> _WORK TASK 1_
In the turnaround case study, why were collecting outstanding AR and posting unentered invoices and receivables the first priorities?
> _WORK TASK 2_
Rewrite the turnaround case study from "Reviewing sales receipts" to "by $90,000 per month.", changing "site manager" to "yard supervisor".
> _WORK TASK 3_
Answer these questions about the turnaround case study:
(a) Which two people quit without notice after the owner fired the COO?
(b) What base rate was charged to each cash customer at the recycling landfill?
(c) What did divesting a small nursery allow the company to do?

> _PASSAGE PROVIDED_
───

Landfill Operator & Commercial
Mulch Company -Turnaround
This firm was hemorrhaging cash and had only
paid vendors whose supplies were essential for continued
operations. Two months earlier, the owner had fired the
COO, after which the CFO and Controller both quit without
notice.
Because Accounts Receivable and Payable were two
months behind, collecting outstanding AR and posting all
unentered invoices and receivables were the initial
priorities.
Reviewing sales receipts at a client’s recycling landfill, we
noticed that the site manager was not charging cash
customers from the price sheet. Instead, he charged the
base rate of $40 each, rather than $60-$100. With 100+
daily cash customers six days a week, charging the correct
amount increased cash receipts by $90,000 per month.
Designing and implementing a sales forecast by location by
product, led to an inventory and production system that
anticipated orders. Having adequate inventory during
peak times, increased customer satisfaction leading to
more add-on product sales. Balancing inventory
production allowed the company to transfer one employee
to fill an opening at another location and reduced overtime.
Divesting a small nursery allowed the company to reduce
debt and to create greater synergies among other divisions
that were organically related to each other.

───

(Stored data entries)
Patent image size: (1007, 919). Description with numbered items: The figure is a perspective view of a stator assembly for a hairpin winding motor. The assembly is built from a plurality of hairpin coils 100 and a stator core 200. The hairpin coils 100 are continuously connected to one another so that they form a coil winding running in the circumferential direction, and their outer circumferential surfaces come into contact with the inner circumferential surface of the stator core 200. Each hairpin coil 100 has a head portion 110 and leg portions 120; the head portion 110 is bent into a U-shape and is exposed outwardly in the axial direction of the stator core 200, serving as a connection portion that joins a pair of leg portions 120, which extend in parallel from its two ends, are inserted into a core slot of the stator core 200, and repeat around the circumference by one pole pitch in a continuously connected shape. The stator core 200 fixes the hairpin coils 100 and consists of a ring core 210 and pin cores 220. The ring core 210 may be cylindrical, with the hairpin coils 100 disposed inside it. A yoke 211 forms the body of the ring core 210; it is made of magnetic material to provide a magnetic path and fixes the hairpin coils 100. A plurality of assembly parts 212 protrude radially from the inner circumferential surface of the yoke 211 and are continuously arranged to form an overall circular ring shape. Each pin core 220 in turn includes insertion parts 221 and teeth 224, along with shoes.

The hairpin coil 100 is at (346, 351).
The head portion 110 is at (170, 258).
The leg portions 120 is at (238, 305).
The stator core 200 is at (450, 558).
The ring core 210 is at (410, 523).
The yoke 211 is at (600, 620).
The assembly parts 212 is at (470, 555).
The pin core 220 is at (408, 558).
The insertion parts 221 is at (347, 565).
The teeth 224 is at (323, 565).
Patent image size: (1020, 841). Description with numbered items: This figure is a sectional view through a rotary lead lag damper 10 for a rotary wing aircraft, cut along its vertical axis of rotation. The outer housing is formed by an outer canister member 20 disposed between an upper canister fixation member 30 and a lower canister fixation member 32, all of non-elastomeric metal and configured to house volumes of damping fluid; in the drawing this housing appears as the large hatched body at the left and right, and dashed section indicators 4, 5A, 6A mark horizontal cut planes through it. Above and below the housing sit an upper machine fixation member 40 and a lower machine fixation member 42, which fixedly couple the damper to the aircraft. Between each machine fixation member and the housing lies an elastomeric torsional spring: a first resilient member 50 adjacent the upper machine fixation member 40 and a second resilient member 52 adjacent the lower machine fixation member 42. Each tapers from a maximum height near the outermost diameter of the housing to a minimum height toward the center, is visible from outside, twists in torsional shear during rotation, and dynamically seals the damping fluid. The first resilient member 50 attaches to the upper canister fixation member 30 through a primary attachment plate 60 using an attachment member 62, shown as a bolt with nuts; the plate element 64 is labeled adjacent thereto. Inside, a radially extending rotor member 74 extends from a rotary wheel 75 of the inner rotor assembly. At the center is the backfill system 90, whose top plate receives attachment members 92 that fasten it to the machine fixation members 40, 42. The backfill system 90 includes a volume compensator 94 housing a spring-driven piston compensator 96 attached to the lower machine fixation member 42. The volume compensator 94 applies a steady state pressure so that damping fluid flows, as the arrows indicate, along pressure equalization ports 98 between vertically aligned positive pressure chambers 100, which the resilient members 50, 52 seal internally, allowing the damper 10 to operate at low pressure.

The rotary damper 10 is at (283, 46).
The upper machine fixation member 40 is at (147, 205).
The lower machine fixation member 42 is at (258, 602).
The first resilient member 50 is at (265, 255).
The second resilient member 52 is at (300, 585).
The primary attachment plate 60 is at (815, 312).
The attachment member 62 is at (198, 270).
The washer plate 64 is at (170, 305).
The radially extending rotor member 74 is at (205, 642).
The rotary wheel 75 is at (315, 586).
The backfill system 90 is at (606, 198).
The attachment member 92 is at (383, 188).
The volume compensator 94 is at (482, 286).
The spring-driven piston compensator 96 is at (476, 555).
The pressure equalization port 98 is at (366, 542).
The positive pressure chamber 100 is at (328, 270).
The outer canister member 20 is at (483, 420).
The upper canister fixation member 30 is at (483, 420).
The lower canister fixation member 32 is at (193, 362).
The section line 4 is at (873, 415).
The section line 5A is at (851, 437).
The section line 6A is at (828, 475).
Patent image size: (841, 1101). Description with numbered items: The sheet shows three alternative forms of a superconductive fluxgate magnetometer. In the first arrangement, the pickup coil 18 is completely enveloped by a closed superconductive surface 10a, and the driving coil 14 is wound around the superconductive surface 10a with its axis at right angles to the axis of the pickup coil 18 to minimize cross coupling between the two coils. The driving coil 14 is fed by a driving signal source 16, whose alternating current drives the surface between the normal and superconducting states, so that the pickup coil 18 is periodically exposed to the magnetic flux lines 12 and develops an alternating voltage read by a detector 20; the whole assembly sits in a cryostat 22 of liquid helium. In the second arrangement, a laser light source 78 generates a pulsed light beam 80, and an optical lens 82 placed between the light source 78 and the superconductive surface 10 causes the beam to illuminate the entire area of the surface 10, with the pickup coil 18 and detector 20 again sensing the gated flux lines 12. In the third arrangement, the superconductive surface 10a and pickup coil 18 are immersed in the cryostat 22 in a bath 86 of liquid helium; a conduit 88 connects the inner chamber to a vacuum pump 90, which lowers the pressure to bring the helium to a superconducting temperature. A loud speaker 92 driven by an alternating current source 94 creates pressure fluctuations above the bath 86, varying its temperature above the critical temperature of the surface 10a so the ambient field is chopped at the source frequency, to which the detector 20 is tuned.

───

> _RESPONSE 1_
They came first because Accounts Receivable and Payable were two months behind.

> _RESPONSE 2_
Reviewing sales receipts at a client’s recycling landfill, we
noticed that the yard supervisor was not charging cash
customers from the price sheet. Instead, he charged the
base rate of $40 each, rather than $60-$100. With 100+
daily cash customers six days a week, charging the correct
amount increased cash receipts by $90,000 per month.

> _RESPONSE 3_
(a) The CFO and the Controller.
(b) $40.
(c) It allowed the company to reduce debt and to create greater synergies among other divisions that were organically related to each other.